GOAL OF THE EXERCISE — Listed below are entries; give the number of lines among them that include "under", and only that number.

DATA FOR THE TASK —
## START
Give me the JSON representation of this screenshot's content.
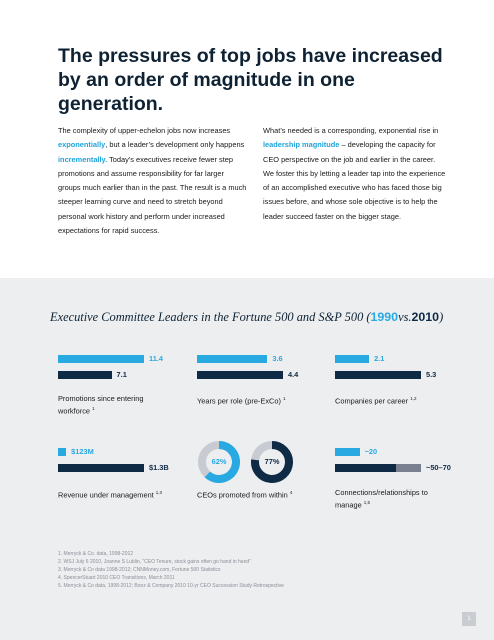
{
  "header": {
    "title": "The pressures of top jobs have increased by an order of magnitude in one generation."
  },
  "body": {
    "left": [
      "The complexity of upper-echelon jobs now increases ",
      "exponentially",
      ", but a leader’s development only happens ",
      "incrementally.",
      " Today’s executives receive fewer step promotions and assume responsibility for far larger groups much earlier than in the past. The result is a much steeper learning curve and need to stretch beyond personal work history and perform under increased expectations for rapid success."
    ],
    "right": [
      "What’s needed is a corresponding, exponential rise in ",
      "leadership magnitude",
      " – developing the capacity for CEO perspective on the job and earlier in the career. We foster this by letting a leader tap into the experience of an accomplished executive who has faced those big issues before, and whose sole objective is to help the leader succeed faster on the bigger stage."
    ]
  },
  "infographic": {
    "title": "Executive Committee Leaders in the Fortune 500 and S&P 500 (",
    "vs": "vs.",
    "title_end": ")",
    "series": [
      {
        "name": "1990",
        "color": "#29a9e1"
      },
      {
        "name": "2010",
        "color": "#0f2a45"
      }
    ],
    "range_color": "#7b8090",
    "panels": [
      {
        "type": "bar",
        "label": "Promotions since entering workforce",
        "note": "1",
        "values": [
          11.4,
          7.1
        ]
      },
      {
        "type": "bar",
        "label": "Years per role (pre-ExCo)",
        "note": "1",
        "values": [
          3.6,
          4.4
        ]
      },
      {
        "type": "bar",
        "label": "Companies per career",
        "note": "1,2",
        "values": [
          2.1,
          5.3
        ]
      },
      {
        "type": "bar",
        "label": "Revenue under management",
        "note": "1,3",
        "values": [
          123,
          1300
        ],
        "value_labels": [
          "$123M",
          "$1.3B"
        ]
      },
      {
        "type": "pie",
        "label": "CEOs promoted from within",
        "note": "4",
        "values": [
          62,
          77
        ],
        "value_labels": [
          "62%",
          "77%"
        ]
      },
      {
        "type": "bar",
        "label": "Connections/relationships to manage",
        "note": "1,5",
        "values": [
          20,
          [
            50,
            70
          ]
        ],
        "value_labels": [
          "~20",
          "~50–70"
        ]
      }
    ]
  },
  "footnotes": [
    "1. Merryck & Co. data, 1998-2012",
    "2. WSJ July 6 2010, Joanne S Lublin, “CEO Tenure, stock gains often go hand in hand”",
    "3. Merryck & Co data 1998-2012; CNNMoney.com, Fortune 500 Statistics",
    "4. SpencerStuart 2010 CEO Transitions, March 2011",
    "5. Merryck & Co data, 1998-2012;  Booz & Company 2010 10-yr CEO Succession Study Retrospective"
  ],
  "page_number": "1"
}
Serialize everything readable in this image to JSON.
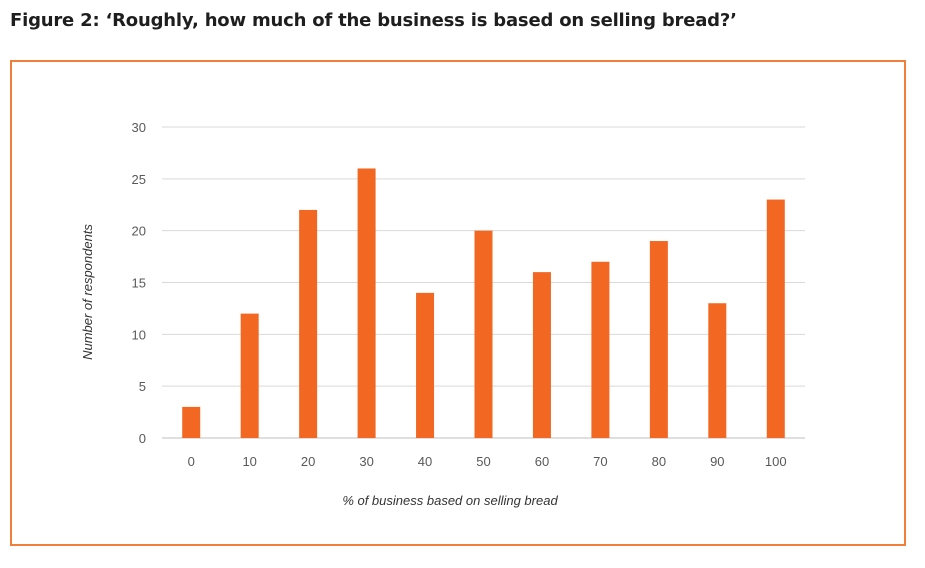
## END
ANSWER FOR THIS EXERCISE — 2